# ITEMS:
____________________

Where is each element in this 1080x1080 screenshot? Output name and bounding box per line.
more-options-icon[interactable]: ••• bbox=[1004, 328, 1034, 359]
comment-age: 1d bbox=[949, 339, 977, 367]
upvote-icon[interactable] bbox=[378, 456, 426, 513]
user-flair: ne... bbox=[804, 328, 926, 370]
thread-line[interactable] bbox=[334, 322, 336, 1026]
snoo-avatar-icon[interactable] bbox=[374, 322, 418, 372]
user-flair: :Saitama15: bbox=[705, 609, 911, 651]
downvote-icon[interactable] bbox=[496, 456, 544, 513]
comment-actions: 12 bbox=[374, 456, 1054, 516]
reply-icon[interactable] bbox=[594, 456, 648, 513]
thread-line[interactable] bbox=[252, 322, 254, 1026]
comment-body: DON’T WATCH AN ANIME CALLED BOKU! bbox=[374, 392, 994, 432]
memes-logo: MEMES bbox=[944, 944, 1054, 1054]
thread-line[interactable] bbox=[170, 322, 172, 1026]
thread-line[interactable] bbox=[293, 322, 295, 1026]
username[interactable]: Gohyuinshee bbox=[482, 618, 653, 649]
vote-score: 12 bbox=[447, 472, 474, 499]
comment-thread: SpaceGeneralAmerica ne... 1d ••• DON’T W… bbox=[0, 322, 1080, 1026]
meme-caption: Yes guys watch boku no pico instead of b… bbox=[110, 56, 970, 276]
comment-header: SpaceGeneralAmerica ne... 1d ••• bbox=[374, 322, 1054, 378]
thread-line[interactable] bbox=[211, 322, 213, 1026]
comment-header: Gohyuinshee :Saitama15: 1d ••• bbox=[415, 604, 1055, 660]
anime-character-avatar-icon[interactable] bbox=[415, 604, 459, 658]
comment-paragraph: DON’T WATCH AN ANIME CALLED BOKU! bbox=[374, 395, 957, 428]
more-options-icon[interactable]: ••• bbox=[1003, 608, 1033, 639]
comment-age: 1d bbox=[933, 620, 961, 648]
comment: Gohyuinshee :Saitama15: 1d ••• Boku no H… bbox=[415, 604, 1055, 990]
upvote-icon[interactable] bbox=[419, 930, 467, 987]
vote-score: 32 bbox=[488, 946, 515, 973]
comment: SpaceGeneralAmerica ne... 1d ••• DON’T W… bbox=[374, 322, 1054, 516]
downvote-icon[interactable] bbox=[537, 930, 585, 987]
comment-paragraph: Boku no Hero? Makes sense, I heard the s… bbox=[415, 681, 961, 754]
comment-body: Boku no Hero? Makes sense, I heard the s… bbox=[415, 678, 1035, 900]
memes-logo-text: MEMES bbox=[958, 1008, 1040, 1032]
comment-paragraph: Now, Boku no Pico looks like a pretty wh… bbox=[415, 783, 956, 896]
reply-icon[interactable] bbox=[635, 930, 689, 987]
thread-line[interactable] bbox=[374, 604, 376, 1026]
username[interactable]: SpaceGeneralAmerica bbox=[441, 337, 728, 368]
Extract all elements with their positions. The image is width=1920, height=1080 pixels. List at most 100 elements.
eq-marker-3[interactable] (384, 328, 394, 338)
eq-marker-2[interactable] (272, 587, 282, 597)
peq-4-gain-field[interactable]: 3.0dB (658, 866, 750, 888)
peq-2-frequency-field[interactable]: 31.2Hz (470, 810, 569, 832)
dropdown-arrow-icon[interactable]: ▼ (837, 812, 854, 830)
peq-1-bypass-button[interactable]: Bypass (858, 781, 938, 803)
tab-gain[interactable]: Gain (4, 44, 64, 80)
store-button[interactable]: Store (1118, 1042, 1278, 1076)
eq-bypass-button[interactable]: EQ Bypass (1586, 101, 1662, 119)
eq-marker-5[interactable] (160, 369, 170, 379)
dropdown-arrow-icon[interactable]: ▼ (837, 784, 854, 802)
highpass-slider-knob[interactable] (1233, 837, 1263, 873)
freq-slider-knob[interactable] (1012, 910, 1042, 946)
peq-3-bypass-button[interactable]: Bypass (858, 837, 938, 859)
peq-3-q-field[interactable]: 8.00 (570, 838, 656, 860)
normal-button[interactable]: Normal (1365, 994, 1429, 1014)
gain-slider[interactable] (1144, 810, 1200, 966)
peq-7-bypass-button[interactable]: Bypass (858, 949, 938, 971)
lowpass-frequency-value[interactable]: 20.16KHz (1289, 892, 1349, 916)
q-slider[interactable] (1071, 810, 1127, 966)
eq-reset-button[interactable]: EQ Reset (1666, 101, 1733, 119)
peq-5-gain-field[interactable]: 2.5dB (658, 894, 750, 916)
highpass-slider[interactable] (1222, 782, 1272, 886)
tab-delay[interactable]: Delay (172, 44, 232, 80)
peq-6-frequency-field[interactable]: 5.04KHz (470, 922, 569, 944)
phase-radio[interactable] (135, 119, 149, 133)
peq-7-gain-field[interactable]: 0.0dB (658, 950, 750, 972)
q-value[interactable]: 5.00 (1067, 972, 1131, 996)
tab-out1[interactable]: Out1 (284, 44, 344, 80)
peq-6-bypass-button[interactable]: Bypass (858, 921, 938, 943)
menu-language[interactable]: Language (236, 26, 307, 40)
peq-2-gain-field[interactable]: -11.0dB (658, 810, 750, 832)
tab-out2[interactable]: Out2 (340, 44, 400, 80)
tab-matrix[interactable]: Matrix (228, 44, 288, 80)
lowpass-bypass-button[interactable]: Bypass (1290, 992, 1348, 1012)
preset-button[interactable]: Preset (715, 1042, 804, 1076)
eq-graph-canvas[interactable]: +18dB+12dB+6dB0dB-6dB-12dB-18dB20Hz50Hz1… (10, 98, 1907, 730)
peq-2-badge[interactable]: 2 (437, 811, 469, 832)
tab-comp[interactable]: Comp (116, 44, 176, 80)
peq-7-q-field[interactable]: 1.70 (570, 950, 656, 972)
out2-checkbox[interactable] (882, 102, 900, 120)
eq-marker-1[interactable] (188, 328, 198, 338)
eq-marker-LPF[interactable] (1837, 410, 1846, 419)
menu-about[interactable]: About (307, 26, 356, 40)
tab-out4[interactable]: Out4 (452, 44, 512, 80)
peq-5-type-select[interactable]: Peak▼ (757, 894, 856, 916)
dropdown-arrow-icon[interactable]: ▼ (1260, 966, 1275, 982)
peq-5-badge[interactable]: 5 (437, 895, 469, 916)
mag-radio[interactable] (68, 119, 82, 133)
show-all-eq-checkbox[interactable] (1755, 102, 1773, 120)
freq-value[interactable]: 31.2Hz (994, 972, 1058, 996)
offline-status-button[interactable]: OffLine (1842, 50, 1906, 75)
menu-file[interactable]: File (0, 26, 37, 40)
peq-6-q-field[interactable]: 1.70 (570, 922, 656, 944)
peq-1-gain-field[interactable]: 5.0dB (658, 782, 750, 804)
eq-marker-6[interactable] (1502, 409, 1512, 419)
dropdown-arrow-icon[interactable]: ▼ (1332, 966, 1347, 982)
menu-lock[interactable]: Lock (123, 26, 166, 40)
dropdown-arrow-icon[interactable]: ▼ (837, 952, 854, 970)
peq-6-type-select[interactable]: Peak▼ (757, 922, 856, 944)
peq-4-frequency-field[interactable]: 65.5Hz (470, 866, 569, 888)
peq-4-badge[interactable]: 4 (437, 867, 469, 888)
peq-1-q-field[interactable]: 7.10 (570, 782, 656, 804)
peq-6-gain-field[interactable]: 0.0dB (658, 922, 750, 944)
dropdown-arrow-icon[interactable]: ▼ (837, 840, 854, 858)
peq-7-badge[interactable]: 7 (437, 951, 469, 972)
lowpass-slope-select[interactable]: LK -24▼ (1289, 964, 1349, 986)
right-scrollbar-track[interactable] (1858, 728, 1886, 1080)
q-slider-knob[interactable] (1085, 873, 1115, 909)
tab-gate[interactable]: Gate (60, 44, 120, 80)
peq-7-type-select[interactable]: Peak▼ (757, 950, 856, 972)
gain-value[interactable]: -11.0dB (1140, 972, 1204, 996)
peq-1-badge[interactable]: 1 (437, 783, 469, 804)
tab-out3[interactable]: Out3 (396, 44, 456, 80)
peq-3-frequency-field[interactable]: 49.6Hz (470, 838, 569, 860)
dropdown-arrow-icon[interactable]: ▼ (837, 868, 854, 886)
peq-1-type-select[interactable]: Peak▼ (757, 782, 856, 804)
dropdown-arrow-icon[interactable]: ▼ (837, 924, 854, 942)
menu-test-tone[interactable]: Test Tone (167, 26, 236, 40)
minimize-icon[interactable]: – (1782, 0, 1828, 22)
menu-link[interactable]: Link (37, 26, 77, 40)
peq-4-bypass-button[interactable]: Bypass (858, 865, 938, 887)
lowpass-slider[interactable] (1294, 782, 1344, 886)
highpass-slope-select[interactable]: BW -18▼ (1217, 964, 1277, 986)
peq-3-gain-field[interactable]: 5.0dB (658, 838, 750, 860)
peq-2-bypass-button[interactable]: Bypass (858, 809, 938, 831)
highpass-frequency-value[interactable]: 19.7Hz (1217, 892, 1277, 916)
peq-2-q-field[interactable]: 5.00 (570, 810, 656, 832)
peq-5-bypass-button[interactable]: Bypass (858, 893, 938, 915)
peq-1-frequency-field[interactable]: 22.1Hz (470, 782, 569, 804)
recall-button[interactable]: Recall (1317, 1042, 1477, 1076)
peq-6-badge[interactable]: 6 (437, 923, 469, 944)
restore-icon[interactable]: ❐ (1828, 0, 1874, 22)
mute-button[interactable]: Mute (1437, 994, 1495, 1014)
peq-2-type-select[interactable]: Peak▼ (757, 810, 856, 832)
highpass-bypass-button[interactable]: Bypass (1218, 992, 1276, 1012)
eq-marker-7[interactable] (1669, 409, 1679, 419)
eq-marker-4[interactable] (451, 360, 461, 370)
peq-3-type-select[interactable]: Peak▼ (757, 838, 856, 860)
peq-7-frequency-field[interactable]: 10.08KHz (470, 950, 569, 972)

____________________

# DIRECTION:
Please return the lines from the start of the items through the line that contains "thread-line[interactable] bbox=[252, 322, 254, 1026]", inclusive, exactly as they appear.

# WRITTEN RESPONSE:
Where is each element in this 1080x1080 screenshot? Output name and bounding box per line.
more-options-icon[interactable]: ••• bbox=[1004, 328, 1034, 359]
comment-age: 1d bbox=[949, 339, 977, 367]
upvote-icon[interactable] bbox=[378, 456, 426, 513]
user-flair: ne... bbox=[804, 328, 926, 370]
thread-line[interactable] bbox=[334, 322, 336, 1026]
snoo-avatar-icon[interactable] bbox=[374, 322, 418, 372]
user-flair: :Saitama15: bbox=[705, 609, 911, 651]
downvote-icon[interactable] bbox=[496, 456, 544, 513]
comment-actions: 12 bbox=[374, 456, 1054, 516]
reply-icon[interactable] bbox=[594, 456, 648, 513]
thread-line[interactable] bbox=[252, 322, 254, 1026]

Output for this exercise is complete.